_Directions_. Write out each line exactly as it stands, please.

_Exercise inputs_.
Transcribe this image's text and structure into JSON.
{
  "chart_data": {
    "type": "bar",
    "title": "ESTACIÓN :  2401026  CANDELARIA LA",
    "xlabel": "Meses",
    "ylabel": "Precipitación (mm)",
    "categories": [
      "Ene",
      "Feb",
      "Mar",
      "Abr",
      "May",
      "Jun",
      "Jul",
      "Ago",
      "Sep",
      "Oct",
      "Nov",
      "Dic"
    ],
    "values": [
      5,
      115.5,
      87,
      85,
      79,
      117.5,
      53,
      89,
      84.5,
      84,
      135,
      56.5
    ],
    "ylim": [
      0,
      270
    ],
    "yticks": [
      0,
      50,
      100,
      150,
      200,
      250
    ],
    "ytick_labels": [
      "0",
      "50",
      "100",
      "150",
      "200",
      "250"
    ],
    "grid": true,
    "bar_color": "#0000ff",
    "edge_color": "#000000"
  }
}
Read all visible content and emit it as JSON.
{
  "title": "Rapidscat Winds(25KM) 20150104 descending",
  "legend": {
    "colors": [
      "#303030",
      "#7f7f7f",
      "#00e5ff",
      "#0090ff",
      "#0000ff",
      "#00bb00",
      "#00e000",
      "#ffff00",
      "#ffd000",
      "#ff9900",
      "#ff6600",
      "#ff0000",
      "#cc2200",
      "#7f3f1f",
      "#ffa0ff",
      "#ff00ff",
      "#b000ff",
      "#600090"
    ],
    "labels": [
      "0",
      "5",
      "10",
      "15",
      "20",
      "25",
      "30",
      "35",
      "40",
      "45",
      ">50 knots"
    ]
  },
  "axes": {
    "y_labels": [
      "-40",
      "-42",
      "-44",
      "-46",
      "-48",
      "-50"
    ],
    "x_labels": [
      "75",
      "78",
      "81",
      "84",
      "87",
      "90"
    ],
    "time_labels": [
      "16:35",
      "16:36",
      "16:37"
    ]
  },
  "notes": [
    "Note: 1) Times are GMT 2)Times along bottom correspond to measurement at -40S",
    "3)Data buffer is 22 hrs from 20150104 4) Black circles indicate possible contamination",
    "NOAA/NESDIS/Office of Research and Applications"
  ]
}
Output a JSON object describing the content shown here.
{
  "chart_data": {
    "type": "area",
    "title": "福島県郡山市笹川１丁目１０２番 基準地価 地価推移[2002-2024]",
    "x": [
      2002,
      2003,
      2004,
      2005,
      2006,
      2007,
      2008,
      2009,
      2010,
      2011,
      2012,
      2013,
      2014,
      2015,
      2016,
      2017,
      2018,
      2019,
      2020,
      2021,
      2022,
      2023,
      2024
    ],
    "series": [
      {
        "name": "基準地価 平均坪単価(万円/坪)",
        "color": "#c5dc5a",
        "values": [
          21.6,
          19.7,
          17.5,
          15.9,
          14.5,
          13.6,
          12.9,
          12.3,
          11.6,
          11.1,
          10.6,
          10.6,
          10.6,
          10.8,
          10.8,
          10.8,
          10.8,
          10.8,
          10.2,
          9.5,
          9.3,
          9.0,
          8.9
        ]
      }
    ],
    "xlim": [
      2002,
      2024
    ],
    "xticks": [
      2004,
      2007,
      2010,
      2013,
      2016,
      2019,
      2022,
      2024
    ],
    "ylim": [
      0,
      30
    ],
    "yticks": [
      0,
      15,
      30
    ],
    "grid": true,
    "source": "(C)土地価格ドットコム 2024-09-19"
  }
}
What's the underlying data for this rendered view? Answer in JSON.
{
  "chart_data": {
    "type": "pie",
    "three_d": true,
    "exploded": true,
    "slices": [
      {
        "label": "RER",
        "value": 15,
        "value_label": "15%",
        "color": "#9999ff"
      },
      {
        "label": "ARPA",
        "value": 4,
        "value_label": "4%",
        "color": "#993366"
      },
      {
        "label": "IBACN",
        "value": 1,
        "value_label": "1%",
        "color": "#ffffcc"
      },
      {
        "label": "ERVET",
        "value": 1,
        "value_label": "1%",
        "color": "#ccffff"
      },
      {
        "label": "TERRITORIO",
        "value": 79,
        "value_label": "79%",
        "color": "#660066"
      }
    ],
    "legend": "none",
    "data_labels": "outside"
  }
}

_Solution for this task_.
Transcribe this image's text and structure into JSON.
{
  "chart_data": {
    "type": "bar",
    "title": "ESTACIÓN :  2401026  CANDELARIA LA",
    "xlabel": "Meses",
    "ylabel": "Precipitación (mm)",
    "categories": [
      "Ene",
      "Feb",
      "Mar",
      "Abr",
      "May",
      "Jun",
      "Jul",
      "Ago",
      "Sep",
      "Oct",
      "Nov",
      "Dic"
    ],
    "values": [
      5,
      115.5,
      87,
      85,
      79,
      117.5,
      53,
      89,
      84.5,
      84,
      135,
      56.5
    ],
    "ylim": [
      0,
      270
    ],
    "yticks": [
      0,
      50,
      100,
      150,
      200,
      250
    ],
    "ytick_labels": [
      "0",
      "50",
      "100",
      "150",
      "200",
      "250"
    ],
    "grid": true,
    "bar_color": "#0000ff",
    "edge_color": "#000000"
  }
}
Read all visible content and emit it as JSON.
{
  "title": "Rapidscat Winds(25KM) 20150104 descending",
  "legend": {
    "colors": [
      "#303030",
      "#7f7f7f",
      "#00e5ff",
      "#0090ff",
      "#0000ff",
      "#00bb00",
      "#00e000",
      "#ffff00",
      "#ffd000",
      "#ff9900",
      "#ff6600",
      "#ff0000",
      "#cc2200",
      "#7f3f1f",
      "#ffa0ff",
      "#ff00ff",
      "#b000ff",
      "#600090"
    ],
    "labels": [
      "0",
      "5",
      "10",
      "15",
      "20",
      "25",
      "30",
      "35",
      "40",
      "45",
      ">50 knots"
    ]
  },
  "axes": {
    "y_labels": [
      "-40",
      "-42",
      "-44",
      "-46",
      "-48",
      "-50"
    ],
    "x_labels": [
      "75",
      "78",
      "81",
      "84",
      "87",
      "90"
    ],
    "time_labels": [
      "16:35",
      "16:36",
      "16:37"
    ]
  },
  "notes": [
    "Note: 1) Times are GMT 2)Times along bottom correspond to measurement at -40S",
    "3)Data buffer is 22 hrs from 20150104 4) Black circles indicate possible contamination",
    "NOAA/NESDIS/Office of Research and Applications"
  ]
}
Output a JSON object describing the content shown here.
{
  "chart_data": {
    "type": "area",
    "title": "福島県郡山市笹川１丁目１０２番 基準地価 地価推移[2002-2024]",
    "x": [
      2002,
      2003,
      2004,
      2005,
      2006,
      2007,
      2008,
      2009,
      2010,
      2011,
      2012,
      2013,
      2014,
      2015,
      2016,
      2017,
      2018,
      2019,
      2020,
      2021,
      2022,
      2023,
      2024
    ],
    "series": [
      {
        "name": "基準地価 平均坪単価(万円/坪)",
        "color": "#c5dc5a",
        "values": [
          21.6,
          19.7,
          17.5,
          15.9,
          14.5,
          13.6,
          12.9,
          12.3,
          11.6,
          11.1,
          10.6,
          10.6,
          10.6,
          10.8,
          10.8,
          10.8,
          10.8,
          10.8,
          10.2,
          9.5,
          9.3,
          9.0,
          8.9
        ]
      }
    ],
    "xlim": [
      2002,
      2024
    ],
    "xticks": [
      2004,
      2007,
      2010,
      2013,
      2016,
      2019,
      2022,
      2024
    ],
    "ylim": [
      0,
      30
    ],
    "yticks": [
      0,
      15,
      30
    ],
    "grid": true,
    "source": "(C)土地価格ドットコム 2024-09-19"
  }
}
What's the underlying data for this rendered view? Answer in JSON.
{
  "chart_data": {
    "type": "pie",
    "three_d": true,
    "exploded": true,
    "slices": [
      {
        "label": "RER",
        "value": 15,
        "value_label": "15%",
        "color": "#9999ff"
      },
      {
        "label": "ARPA",
        "value": 4,
        "value_label": "4%",
        "color": "#993366"
      },
      {
        "label": "IBACN",
        "value": 1,
        "value_label": "1%",
        "color": "#ffffcc"
      },
      {
        "label": "ERVET",
        "value": 1,
        "value_label": "1%",
        "color": "#ccffff"
      },
      {
        "label": "TERRITORIO",
        "value": 79,
        "value_label": "79%",
        "color": "#660066"
      }
    ],
    "legend": "none",
    "data_labels": "outside"
  }
}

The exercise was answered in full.